Exercise prompt —
Collect each line of the records containing the string "Selvstendig".

Data rows —
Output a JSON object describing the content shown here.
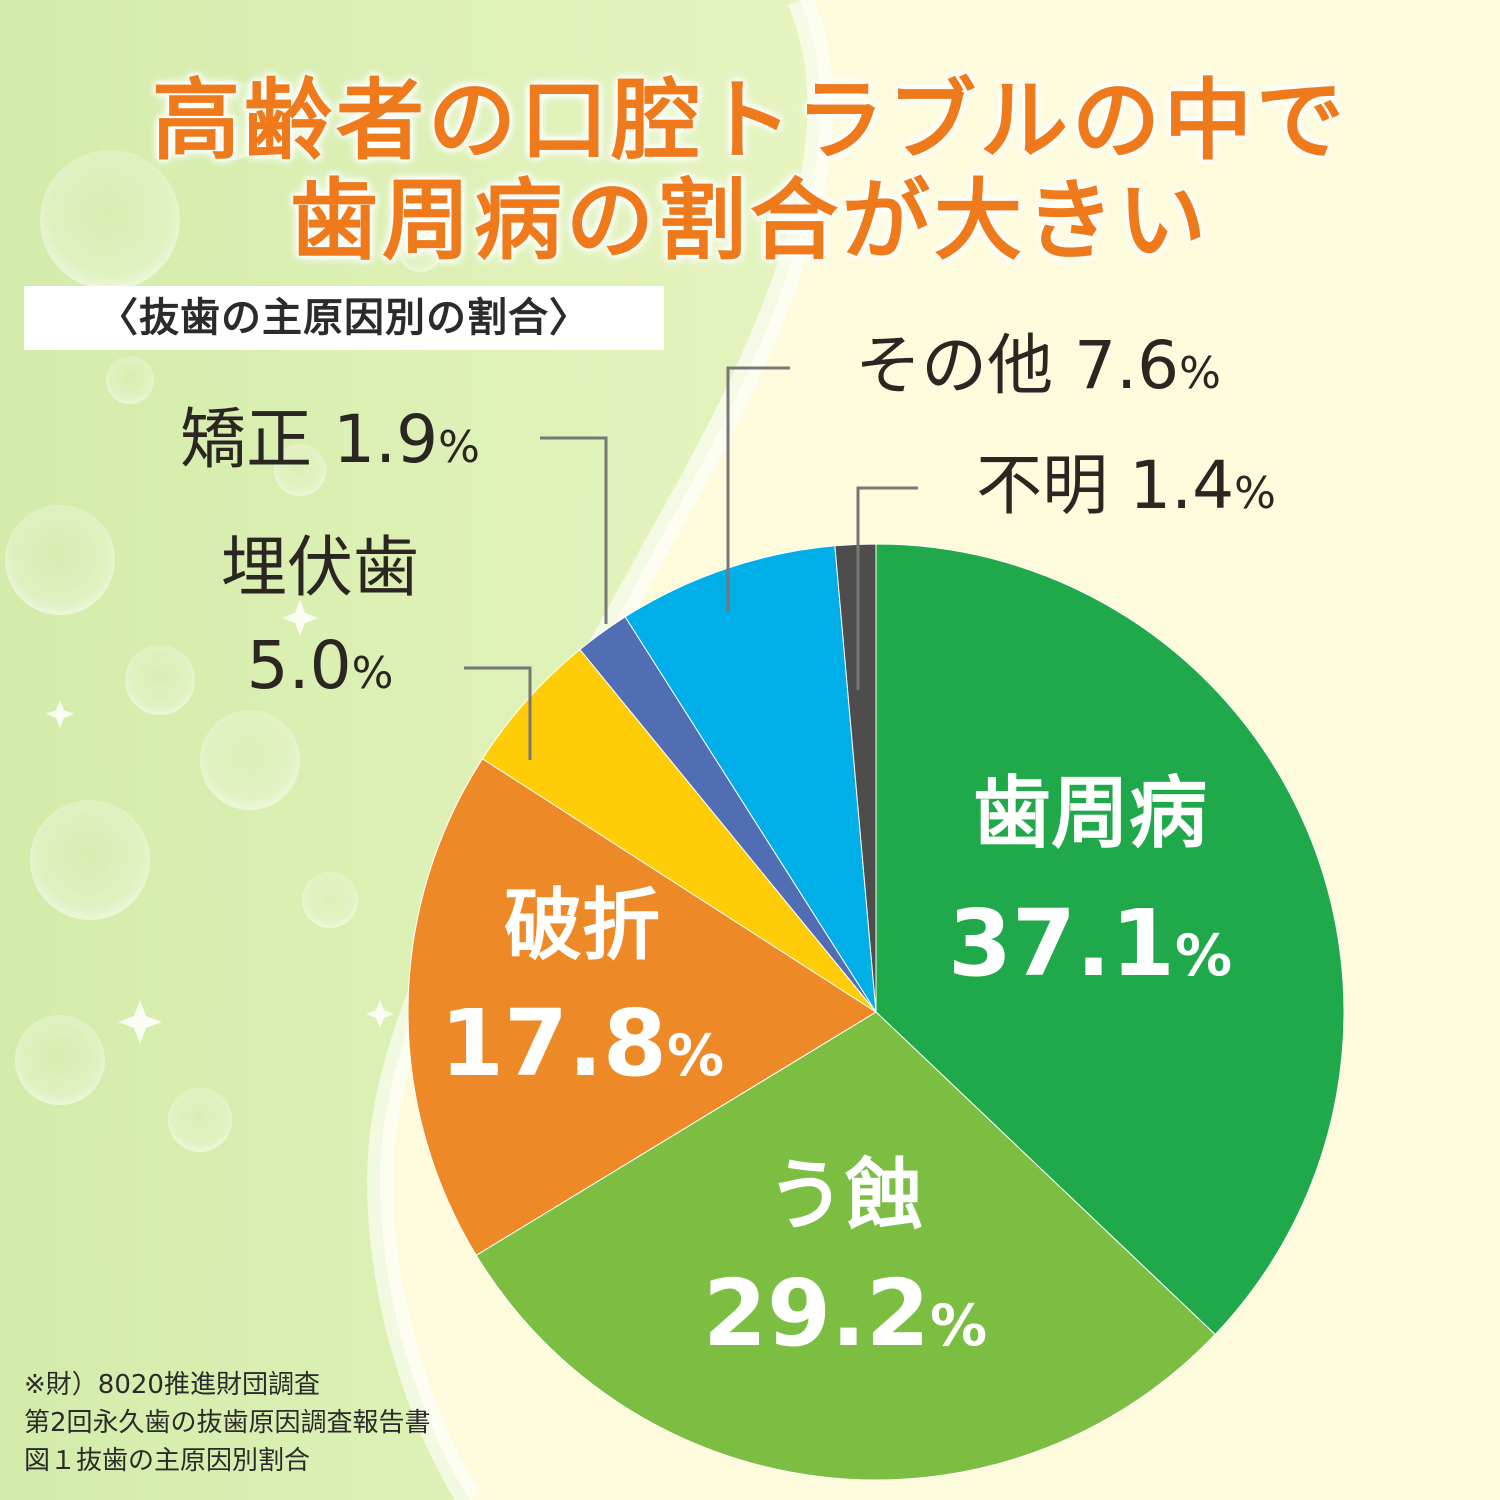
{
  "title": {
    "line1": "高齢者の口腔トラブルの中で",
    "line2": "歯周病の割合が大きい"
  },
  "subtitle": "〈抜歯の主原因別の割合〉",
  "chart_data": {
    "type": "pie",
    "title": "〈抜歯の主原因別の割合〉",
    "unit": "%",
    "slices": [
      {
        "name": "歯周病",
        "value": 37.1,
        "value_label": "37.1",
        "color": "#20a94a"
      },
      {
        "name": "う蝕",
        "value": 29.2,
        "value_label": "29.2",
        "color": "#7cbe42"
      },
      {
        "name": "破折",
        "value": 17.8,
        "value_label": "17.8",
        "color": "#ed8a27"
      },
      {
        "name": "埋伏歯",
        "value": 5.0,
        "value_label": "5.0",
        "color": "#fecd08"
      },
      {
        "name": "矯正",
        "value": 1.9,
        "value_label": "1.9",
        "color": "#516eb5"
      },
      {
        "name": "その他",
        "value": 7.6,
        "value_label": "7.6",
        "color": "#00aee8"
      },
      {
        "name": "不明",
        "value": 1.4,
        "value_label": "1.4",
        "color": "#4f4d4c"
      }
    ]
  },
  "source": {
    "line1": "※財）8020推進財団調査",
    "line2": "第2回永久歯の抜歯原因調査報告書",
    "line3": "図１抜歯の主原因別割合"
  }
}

---

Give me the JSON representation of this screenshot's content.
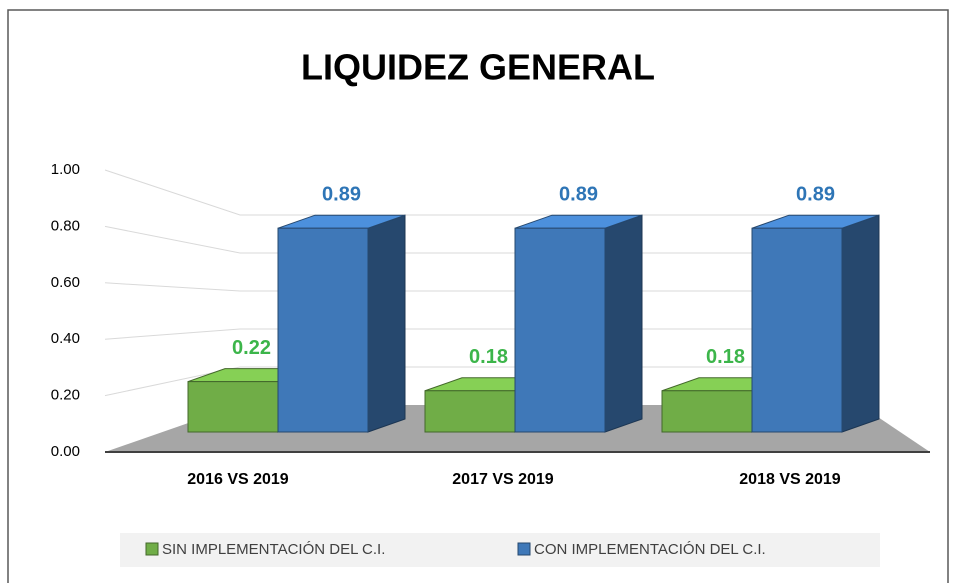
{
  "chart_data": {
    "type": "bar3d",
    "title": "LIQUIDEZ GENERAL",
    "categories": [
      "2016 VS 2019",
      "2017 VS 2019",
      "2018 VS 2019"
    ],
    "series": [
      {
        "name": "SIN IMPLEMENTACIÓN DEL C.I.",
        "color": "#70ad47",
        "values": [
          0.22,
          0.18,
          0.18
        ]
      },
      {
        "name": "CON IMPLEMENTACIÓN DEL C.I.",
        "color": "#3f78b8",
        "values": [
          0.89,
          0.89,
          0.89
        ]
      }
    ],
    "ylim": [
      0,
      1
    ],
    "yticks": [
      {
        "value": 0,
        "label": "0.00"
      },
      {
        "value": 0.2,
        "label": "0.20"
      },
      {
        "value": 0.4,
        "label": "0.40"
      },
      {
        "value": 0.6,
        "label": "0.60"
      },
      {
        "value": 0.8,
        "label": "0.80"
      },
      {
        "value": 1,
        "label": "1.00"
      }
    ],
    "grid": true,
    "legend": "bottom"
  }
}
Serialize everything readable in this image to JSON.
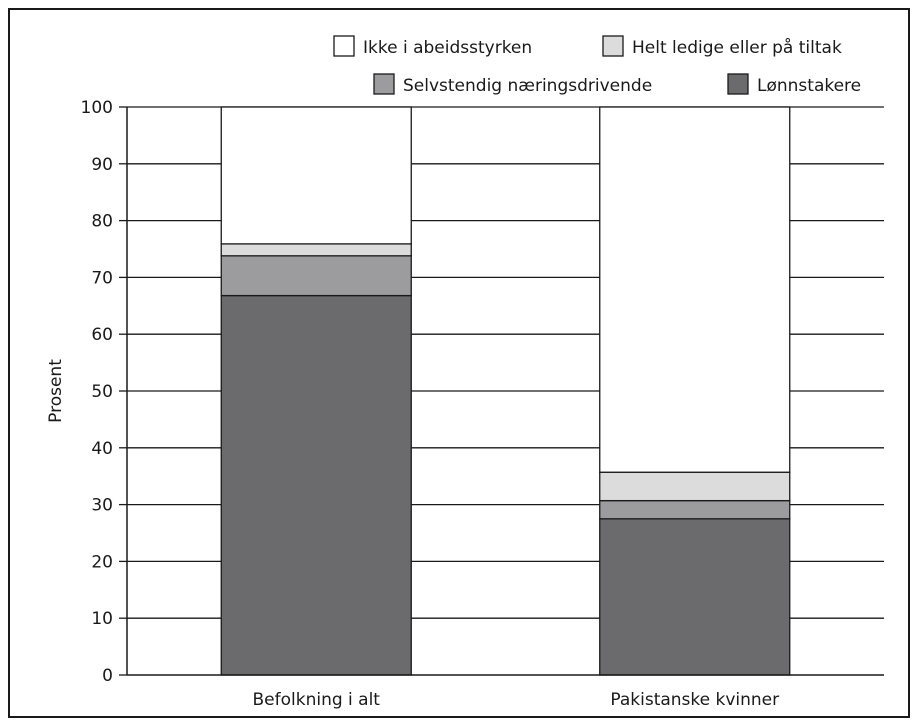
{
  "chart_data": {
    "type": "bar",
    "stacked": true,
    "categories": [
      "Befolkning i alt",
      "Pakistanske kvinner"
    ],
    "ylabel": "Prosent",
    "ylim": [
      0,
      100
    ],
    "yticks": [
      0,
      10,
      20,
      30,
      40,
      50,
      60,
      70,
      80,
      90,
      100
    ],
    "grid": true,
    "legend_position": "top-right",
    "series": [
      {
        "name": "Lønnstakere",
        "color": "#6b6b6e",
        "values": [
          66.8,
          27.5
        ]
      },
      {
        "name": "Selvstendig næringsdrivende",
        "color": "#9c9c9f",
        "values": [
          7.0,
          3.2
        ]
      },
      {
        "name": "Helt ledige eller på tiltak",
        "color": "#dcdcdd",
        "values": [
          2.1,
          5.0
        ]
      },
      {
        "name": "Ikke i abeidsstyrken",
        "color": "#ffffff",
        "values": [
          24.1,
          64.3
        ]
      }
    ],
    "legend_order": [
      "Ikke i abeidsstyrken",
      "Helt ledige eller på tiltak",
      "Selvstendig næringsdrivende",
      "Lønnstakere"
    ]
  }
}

==

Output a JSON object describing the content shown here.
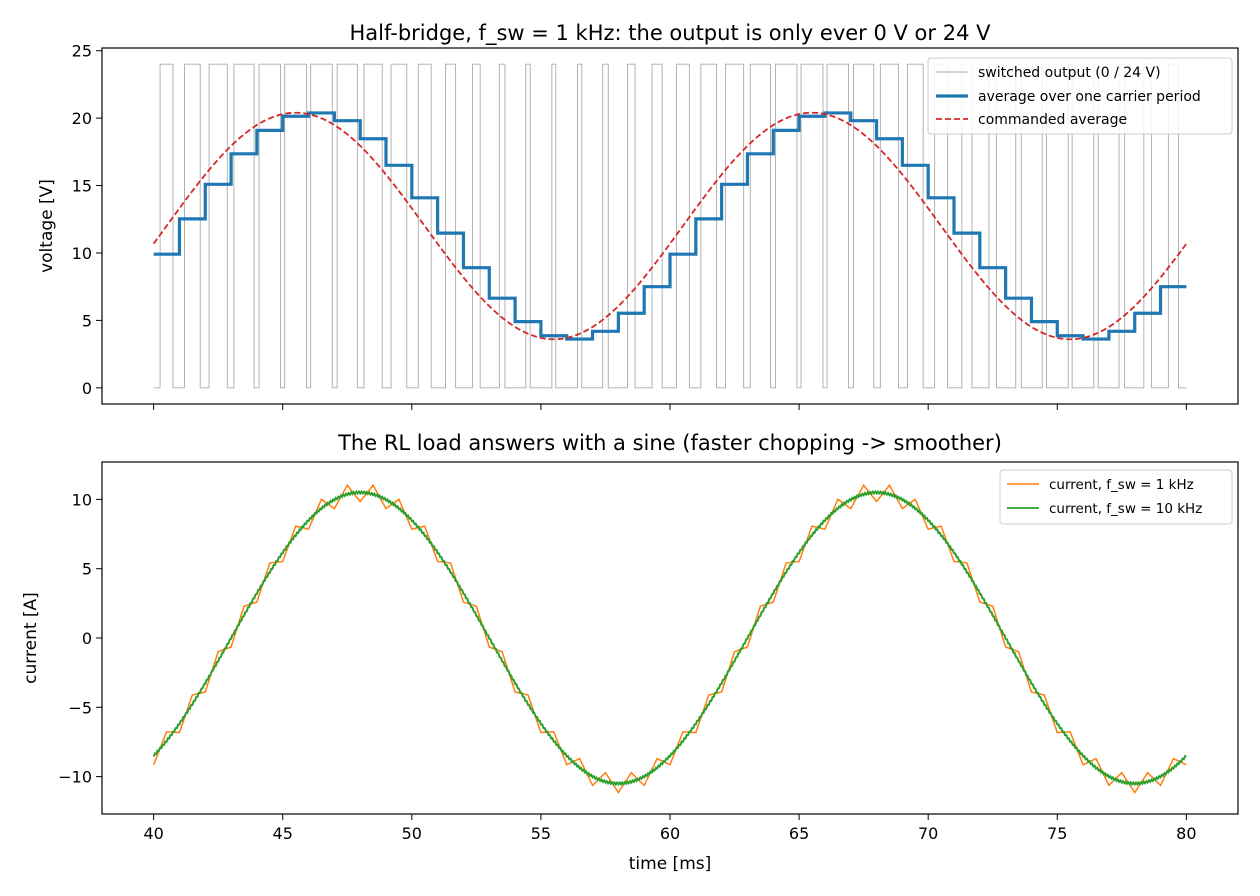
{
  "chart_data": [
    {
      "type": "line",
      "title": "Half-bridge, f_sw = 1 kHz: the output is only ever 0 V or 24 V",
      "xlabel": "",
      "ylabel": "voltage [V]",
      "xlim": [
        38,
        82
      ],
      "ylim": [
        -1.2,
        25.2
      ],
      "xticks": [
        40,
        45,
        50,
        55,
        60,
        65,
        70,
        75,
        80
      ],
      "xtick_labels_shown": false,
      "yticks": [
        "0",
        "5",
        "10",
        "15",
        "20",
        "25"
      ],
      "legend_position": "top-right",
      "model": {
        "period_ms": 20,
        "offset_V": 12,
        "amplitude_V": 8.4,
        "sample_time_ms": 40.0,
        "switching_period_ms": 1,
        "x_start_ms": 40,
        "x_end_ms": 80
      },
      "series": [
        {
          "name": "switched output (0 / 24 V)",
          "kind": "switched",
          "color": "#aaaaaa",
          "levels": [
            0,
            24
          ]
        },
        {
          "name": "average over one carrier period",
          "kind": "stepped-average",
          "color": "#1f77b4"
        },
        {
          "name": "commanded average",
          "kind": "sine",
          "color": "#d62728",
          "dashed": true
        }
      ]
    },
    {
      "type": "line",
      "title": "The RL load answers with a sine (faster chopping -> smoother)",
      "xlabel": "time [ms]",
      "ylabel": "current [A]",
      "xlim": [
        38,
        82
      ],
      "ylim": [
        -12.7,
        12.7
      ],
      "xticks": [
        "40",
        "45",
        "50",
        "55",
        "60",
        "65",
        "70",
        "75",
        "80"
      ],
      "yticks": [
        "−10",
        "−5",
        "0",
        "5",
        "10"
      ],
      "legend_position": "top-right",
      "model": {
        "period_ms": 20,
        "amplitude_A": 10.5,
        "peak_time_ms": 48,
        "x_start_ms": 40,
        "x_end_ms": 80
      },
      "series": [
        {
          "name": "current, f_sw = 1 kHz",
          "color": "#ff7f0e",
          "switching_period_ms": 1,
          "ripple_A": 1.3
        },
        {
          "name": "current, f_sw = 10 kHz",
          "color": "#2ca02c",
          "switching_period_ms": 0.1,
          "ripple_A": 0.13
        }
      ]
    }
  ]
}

Output for this task —
        "name": "Selvstendig næringsdrivende",
      "Selvstendig næringsdrivende",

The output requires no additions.